AIM:
Give the number of lines holding the string "coil" and nothing more.

Saved entries:
- - - -

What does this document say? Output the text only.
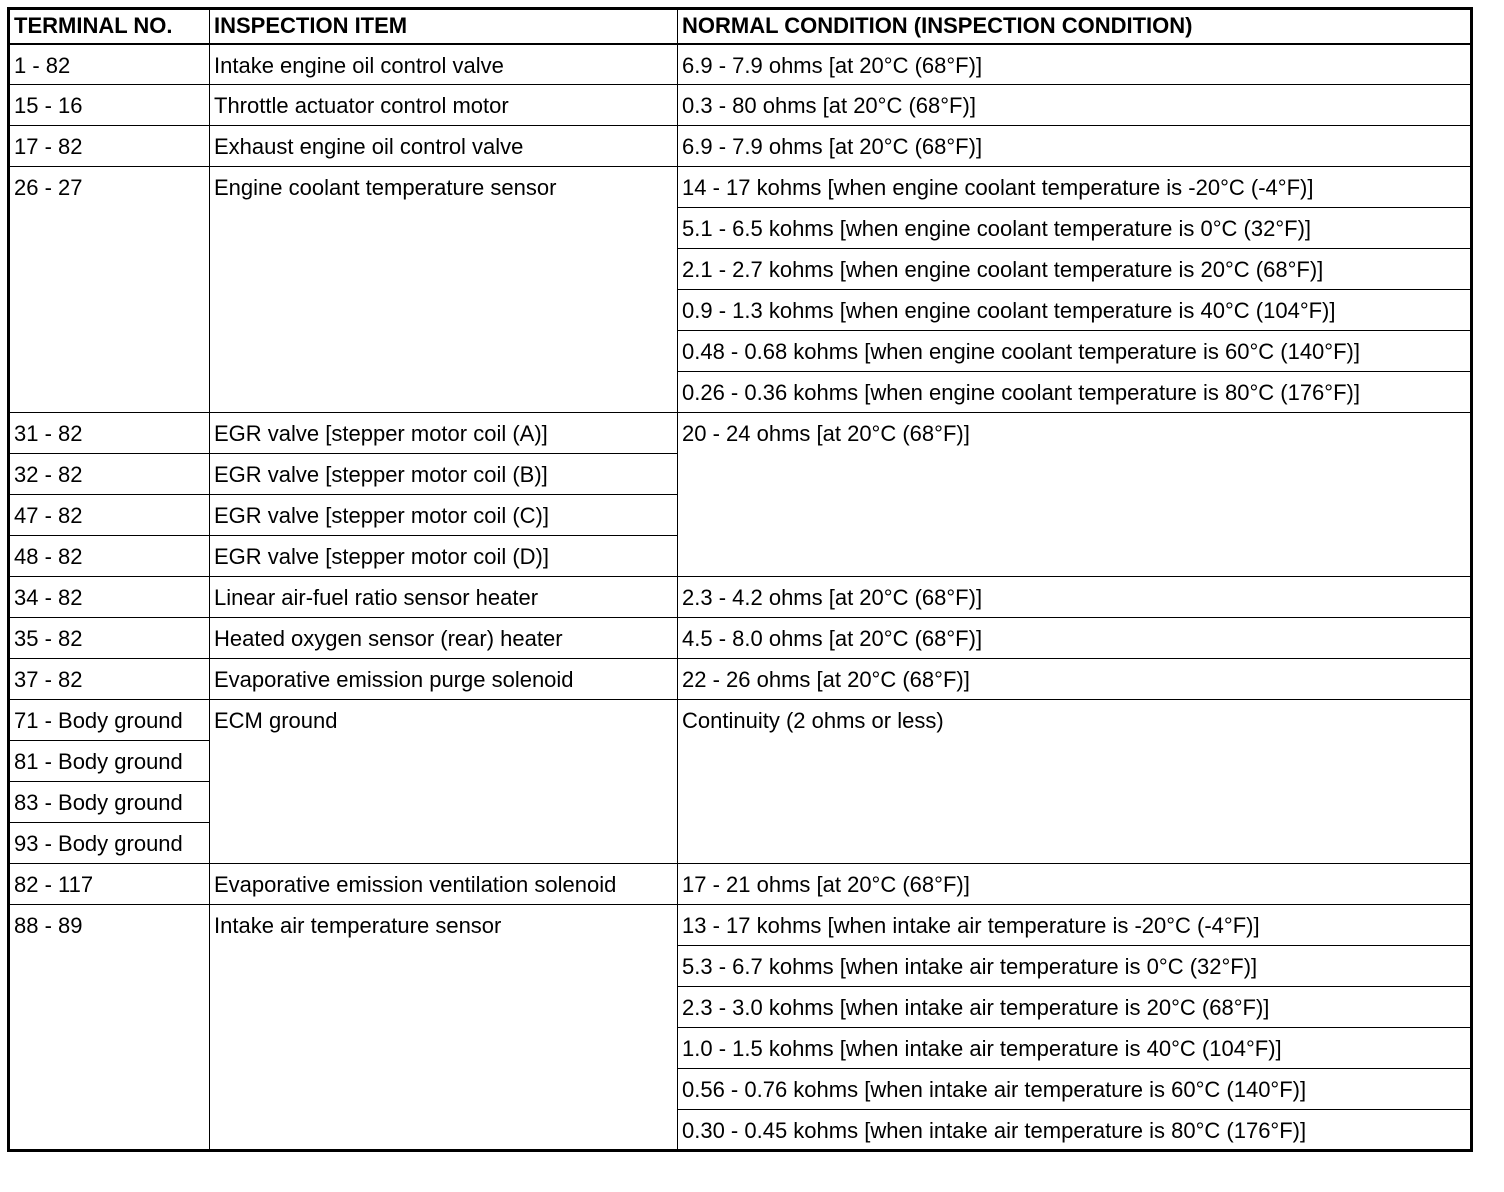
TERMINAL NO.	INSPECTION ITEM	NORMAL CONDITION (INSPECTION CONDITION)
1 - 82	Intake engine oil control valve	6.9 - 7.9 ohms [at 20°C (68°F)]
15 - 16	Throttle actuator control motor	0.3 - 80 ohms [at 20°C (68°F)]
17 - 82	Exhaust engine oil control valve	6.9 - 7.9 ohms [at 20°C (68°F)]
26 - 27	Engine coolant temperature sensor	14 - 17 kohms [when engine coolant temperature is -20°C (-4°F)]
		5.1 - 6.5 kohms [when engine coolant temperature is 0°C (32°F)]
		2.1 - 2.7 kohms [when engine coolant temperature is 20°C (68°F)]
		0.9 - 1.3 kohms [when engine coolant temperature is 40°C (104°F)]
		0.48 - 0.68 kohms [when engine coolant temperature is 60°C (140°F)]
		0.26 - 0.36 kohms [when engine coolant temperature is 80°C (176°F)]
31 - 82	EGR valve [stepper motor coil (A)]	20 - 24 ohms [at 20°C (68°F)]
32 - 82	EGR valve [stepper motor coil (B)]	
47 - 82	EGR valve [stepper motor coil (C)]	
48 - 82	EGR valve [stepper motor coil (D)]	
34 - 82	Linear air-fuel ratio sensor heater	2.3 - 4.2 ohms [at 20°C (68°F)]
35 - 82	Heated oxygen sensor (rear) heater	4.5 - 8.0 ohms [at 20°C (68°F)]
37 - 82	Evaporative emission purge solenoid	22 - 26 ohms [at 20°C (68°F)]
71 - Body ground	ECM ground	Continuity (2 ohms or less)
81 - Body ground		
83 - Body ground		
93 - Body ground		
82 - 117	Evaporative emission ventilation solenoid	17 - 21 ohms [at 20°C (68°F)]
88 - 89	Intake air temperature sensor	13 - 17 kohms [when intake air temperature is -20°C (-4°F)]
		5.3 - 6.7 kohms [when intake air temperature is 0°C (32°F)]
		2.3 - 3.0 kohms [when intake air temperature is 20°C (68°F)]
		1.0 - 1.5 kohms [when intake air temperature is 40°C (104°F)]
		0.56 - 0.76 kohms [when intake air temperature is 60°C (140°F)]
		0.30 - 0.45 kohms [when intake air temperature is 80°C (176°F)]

- - - -

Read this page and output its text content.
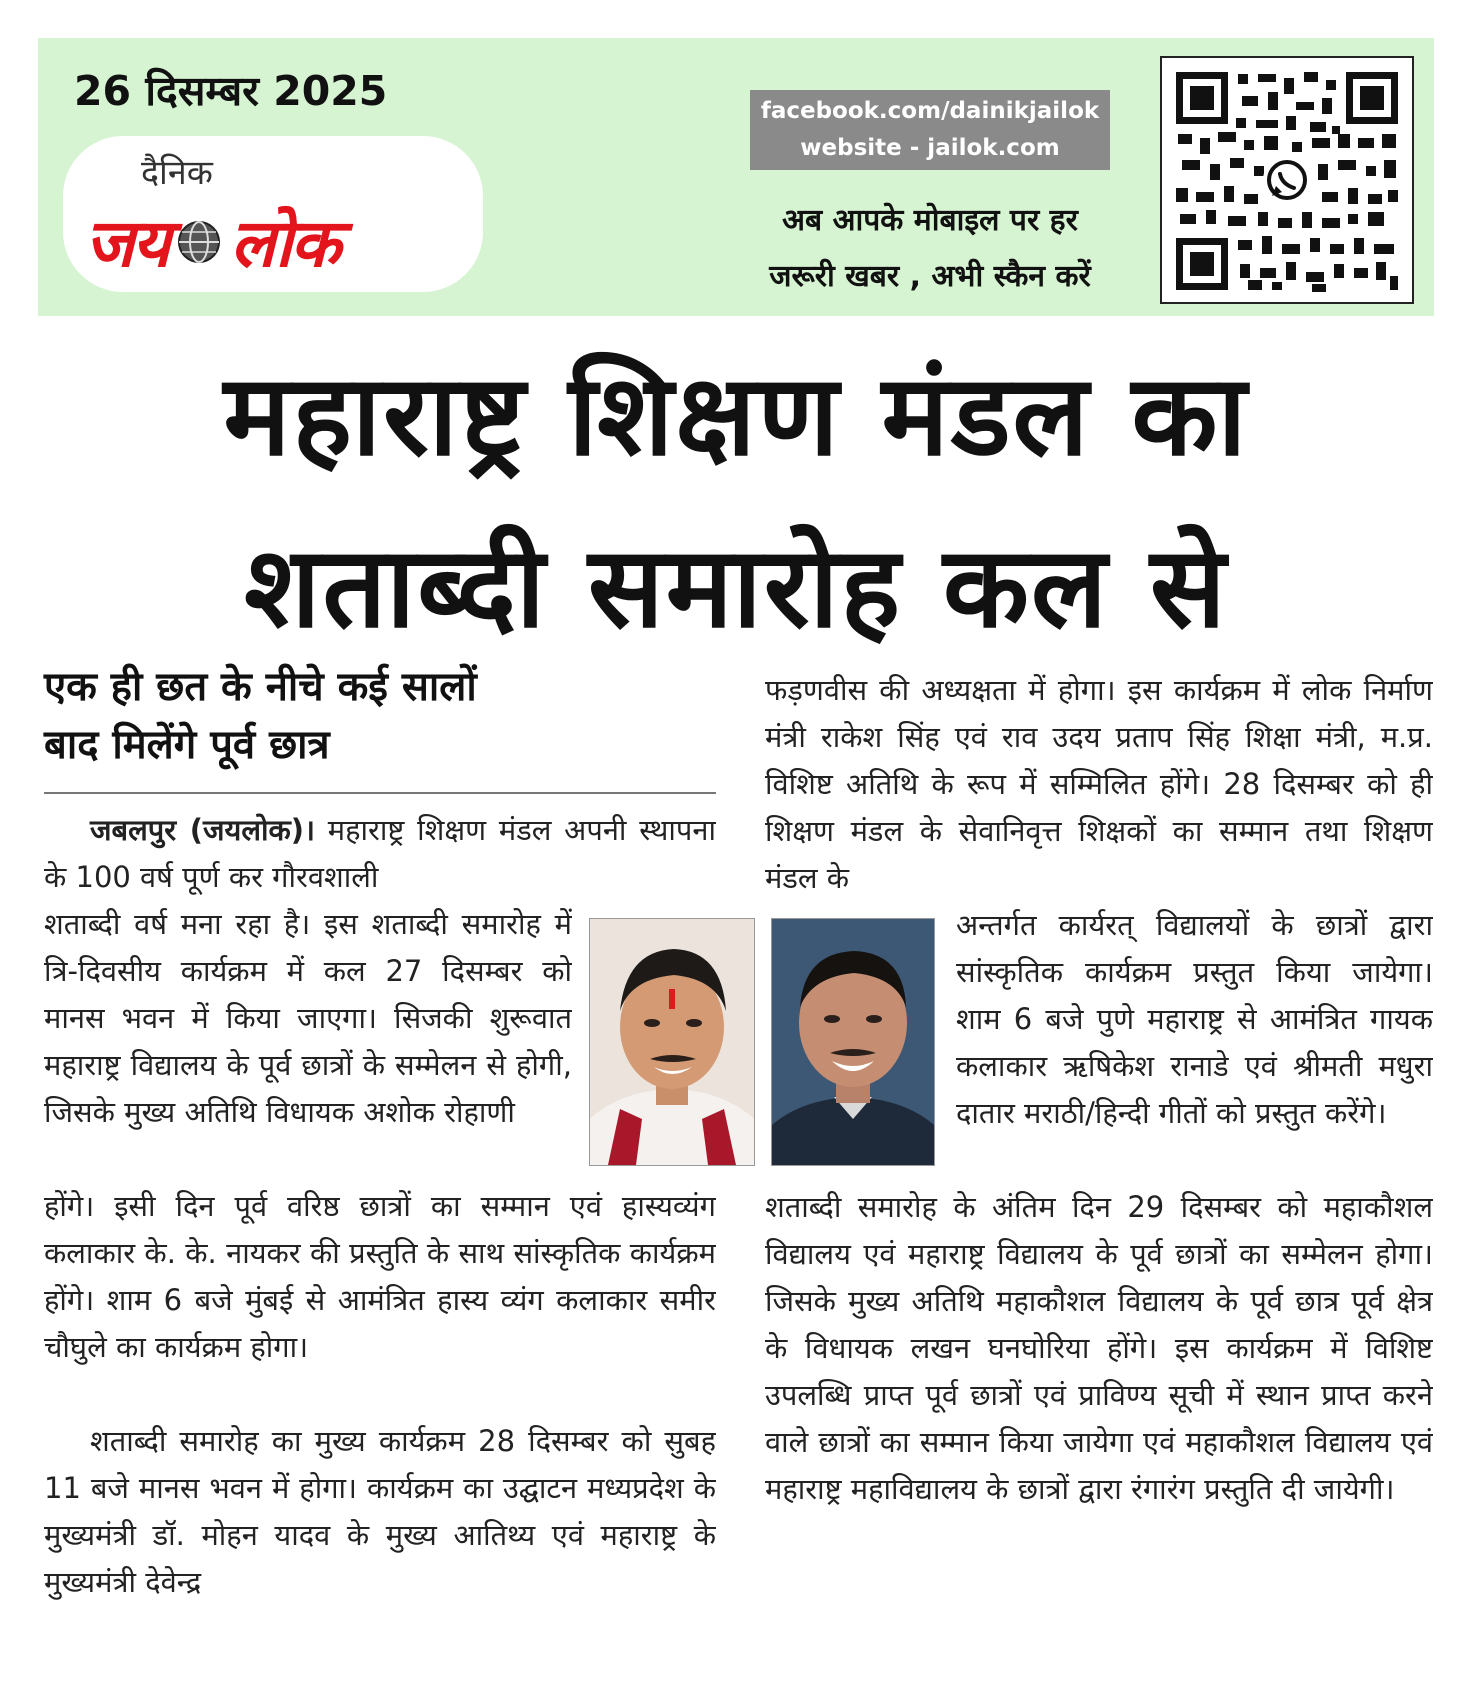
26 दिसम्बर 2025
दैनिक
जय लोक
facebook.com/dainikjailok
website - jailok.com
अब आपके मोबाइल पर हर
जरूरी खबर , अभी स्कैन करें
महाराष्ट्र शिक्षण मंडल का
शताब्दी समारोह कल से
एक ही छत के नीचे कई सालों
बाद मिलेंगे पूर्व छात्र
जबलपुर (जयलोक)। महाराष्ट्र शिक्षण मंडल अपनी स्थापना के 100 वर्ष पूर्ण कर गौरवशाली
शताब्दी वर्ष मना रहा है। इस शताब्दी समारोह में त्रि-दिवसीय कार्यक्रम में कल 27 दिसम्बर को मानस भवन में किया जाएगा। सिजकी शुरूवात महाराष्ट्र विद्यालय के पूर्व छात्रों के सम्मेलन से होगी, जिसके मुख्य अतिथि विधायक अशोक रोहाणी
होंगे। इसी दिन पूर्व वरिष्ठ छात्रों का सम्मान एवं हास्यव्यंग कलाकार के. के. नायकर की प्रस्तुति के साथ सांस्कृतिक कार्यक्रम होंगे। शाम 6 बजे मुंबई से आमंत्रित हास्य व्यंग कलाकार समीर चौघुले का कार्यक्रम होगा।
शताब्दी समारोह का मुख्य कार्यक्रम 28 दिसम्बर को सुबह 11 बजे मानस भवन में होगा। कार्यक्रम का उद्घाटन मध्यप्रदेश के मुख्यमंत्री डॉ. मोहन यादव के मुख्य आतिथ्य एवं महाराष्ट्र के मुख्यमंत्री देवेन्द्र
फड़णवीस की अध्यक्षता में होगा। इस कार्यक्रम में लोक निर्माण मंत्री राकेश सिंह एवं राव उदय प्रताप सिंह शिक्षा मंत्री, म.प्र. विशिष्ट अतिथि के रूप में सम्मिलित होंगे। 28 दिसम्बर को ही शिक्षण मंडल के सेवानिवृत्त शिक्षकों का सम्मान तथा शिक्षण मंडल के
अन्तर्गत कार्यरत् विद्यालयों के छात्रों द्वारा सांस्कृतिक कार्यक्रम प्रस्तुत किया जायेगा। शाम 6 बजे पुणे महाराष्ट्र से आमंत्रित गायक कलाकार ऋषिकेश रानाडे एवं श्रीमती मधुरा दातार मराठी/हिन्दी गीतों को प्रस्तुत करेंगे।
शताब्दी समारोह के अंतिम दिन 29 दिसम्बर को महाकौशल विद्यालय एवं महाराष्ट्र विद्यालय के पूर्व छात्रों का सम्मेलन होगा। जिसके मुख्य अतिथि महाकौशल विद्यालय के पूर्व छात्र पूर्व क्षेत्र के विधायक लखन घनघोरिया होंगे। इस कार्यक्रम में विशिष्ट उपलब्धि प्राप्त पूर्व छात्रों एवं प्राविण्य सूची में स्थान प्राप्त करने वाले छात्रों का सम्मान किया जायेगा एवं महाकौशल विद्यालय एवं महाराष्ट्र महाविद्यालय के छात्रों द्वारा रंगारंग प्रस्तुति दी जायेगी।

- - - -

OUTPUT:
4